## Begin Data excerpts

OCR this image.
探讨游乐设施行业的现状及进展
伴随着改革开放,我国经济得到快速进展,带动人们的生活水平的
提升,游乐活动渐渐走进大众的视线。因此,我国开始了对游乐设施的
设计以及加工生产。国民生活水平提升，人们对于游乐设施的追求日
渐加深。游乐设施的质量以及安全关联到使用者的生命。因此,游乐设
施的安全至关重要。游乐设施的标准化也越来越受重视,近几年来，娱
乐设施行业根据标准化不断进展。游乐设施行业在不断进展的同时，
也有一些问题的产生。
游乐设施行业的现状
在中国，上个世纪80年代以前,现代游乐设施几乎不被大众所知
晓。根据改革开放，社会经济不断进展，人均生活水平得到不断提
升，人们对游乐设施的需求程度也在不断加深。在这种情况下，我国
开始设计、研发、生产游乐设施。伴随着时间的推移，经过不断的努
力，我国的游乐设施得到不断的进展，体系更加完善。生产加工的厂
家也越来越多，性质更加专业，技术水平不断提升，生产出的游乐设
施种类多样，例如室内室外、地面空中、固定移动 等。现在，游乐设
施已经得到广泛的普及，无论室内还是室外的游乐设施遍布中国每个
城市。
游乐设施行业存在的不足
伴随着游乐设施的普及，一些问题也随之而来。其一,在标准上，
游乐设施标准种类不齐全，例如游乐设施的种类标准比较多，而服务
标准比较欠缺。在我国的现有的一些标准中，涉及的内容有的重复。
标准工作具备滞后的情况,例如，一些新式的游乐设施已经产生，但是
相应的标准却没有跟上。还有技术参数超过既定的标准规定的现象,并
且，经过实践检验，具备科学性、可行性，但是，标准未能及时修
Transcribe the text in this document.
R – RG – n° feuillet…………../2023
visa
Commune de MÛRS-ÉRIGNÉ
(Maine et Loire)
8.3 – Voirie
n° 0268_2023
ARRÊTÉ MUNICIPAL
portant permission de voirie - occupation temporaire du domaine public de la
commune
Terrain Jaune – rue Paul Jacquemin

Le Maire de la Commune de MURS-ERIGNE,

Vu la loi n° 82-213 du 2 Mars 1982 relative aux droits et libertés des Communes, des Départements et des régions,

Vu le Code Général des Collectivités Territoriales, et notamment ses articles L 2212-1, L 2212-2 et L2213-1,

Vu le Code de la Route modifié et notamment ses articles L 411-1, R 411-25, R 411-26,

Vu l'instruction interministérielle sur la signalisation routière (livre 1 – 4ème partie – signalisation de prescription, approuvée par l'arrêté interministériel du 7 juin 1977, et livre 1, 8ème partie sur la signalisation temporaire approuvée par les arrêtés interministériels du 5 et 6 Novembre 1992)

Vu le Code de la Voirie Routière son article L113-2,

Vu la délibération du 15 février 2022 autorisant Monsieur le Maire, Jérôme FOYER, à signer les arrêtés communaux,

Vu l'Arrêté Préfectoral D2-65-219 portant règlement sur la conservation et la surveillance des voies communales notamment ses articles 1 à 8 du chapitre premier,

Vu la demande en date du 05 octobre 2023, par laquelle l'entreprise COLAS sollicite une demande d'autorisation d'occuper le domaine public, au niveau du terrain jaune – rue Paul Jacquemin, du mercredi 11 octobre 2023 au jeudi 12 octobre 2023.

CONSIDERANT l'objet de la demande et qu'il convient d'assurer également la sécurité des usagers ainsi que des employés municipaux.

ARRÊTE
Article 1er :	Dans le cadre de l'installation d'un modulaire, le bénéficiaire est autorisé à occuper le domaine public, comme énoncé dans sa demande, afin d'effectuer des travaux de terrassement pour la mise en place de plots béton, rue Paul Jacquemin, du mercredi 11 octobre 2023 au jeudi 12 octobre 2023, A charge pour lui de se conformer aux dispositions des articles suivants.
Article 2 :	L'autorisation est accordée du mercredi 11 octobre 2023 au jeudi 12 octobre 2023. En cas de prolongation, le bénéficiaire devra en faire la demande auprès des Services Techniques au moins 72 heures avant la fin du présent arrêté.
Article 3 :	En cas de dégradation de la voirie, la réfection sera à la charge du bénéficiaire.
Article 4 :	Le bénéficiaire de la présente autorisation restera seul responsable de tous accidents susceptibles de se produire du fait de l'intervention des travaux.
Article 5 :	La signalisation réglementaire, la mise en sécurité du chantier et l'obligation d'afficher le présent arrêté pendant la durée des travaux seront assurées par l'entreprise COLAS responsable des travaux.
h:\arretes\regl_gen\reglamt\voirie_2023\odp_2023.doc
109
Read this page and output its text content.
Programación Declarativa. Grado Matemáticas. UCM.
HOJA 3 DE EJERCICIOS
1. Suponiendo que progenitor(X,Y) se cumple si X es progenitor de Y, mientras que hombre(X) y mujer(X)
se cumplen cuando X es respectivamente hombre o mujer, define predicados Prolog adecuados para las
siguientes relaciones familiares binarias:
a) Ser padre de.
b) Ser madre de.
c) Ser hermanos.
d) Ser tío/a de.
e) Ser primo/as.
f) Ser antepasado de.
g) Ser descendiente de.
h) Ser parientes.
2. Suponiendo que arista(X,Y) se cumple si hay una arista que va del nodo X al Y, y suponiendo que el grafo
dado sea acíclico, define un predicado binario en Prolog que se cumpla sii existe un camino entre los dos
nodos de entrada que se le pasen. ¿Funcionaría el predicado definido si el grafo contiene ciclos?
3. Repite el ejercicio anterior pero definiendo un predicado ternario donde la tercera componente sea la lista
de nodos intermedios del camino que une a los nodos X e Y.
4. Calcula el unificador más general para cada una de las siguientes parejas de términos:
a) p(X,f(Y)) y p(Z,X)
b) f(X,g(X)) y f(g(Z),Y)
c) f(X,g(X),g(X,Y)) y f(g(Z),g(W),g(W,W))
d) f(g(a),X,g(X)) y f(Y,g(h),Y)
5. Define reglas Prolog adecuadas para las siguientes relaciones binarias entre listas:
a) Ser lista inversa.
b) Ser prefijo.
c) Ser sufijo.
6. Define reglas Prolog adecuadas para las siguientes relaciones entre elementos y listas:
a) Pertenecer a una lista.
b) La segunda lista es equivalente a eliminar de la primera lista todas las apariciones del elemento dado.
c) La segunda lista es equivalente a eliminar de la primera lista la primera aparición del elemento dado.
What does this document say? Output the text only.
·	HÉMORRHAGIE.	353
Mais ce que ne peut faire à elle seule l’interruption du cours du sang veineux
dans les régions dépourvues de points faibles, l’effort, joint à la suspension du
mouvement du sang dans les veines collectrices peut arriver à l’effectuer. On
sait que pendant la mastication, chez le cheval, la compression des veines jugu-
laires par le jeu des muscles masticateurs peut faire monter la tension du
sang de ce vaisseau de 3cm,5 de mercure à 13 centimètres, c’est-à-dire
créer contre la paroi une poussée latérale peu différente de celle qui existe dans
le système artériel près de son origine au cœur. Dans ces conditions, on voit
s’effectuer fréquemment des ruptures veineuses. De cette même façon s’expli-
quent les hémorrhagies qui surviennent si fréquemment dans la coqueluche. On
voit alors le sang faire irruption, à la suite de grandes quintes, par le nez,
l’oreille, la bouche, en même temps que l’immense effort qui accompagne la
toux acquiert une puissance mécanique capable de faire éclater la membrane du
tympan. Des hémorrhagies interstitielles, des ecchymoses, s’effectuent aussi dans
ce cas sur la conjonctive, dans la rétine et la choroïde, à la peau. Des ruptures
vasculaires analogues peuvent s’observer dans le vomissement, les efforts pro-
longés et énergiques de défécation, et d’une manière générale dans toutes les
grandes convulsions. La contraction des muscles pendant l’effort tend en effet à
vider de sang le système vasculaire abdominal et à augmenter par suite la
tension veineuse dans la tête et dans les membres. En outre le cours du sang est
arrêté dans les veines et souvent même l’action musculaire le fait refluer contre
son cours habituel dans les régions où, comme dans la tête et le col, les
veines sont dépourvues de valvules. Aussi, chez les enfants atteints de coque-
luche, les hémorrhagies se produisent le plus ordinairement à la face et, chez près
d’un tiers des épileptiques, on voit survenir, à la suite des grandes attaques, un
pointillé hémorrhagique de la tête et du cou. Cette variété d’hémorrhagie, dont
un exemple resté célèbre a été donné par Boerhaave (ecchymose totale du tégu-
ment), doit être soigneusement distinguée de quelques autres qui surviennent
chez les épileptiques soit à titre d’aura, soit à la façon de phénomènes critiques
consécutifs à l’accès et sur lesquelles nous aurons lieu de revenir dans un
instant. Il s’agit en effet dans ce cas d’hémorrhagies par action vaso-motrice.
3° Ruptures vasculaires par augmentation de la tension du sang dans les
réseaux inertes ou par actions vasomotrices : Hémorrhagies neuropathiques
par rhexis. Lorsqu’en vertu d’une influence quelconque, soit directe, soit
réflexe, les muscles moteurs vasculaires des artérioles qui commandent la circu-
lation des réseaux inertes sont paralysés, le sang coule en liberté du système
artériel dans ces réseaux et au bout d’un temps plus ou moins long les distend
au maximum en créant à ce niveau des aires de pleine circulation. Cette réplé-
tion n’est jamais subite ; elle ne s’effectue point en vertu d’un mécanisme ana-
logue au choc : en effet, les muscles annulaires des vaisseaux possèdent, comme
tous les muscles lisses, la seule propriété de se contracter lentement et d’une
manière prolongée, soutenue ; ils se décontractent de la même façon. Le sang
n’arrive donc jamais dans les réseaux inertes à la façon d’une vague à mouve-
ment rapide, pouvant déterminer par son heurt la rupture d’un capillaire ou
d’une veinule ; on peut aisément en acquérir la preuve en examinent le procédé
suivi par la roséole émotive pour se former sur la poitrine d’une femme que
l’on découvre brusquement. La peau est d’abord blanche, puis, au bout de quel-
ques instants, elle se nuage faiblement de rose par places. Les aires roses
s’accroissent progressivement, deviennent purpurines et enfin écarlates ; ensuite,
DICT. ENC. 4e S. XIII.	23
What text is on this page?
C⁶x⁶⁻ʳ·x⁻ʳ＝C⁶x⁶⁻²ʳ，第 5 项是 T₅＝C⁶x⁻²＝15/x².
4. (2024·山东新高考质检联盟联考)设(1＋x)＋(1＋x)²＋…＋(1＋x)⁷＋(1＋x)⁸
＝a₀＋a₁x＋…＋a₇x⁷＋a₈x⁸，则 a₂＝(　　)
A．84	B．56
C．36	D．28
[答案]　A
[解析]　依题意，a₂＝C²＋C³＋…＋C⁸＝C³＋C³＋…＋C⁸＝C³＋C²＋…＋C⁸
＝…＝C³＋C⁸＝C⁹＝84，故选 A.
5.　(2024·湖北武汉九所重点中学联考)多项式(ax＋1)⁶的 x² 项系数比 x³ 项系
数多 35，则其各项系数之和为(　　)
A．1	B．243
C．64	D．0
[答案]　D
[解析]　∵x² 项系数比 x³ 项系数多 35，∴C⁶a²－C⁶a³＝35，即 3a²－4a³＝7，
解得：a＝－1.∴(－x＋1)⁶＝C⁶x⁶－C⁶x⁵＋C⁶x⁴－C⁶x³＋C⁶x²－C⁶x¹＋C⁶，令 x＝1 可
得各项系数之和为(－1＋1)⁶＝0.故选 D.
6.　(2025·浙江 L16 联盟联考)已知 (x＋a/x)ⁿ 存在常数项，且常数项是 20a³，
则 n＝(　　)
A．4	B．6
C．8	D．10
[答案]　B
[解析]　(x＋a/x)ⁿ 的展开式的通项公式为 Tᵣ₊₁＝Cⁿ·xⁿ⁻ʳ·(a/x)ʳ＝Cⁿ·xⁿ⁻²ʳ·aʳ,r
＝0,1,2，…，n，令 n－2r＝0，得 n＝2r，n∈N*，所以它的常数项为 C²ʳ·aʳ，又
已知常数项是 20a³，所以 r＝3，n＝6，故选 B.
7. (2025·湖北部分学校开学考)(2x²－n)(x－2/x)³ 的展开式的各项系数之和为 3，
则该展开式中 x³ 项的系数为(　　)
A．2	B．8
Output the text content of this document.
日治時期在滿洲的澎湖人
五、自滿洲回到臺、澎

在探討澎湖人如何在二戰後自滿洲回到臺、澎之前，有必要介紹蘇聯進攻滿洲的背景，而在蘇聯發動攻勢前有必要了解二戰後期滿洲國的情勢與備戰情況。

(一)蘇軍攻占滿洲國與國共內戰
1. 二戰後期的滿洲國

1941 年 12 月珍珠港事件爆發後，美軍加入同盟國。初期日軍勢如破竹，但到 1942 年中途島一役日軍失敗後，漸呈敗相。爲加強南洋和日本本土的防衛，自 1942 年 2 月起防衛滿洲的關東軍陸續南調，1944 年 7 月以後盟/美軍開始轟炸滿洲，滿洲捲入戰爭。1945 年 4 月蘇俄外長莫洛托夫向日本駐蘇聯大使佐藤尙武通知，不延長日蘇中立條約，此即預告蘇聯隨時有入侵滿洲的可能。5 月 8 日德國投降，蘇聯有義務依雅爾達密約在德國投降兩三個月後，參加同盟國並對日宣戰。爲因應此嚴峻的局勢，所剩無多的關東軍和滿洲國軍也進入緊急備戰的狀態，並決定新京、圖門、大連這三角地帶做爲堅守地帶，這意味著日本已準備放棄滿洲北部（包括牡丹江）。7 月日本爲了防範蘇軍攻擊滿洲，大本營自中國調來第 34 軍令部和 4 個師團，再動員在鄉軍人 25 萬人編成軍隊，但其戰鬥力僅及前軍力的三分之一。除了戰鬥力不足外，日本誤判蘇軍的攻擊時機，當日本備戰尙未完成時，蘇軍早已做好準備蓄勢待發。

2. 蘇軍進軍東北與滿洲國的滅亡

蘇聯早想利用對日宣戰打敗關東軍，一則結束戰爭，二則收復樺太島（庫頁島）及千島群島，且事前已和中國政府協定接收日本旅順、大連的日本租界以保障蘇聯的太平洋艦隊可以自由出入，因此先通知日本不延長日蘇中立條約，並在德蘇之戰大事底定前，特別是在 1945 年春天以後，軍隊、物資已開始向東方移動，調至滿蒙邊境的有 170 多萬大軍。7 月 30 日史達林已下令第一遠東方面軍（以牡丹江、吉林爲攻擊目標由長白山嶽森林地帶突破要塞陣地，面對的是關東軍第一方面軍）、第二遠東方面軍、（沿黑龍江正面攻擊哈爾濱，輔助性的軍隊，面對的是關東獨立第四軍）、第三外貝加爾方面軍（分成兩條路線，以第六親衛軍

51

## End Data excerpts

# [What the task requires]
Lines that hold "page" are the ones to copy; find all of them.

# [Task result]
Read this page and output its text content.
What text is on this page?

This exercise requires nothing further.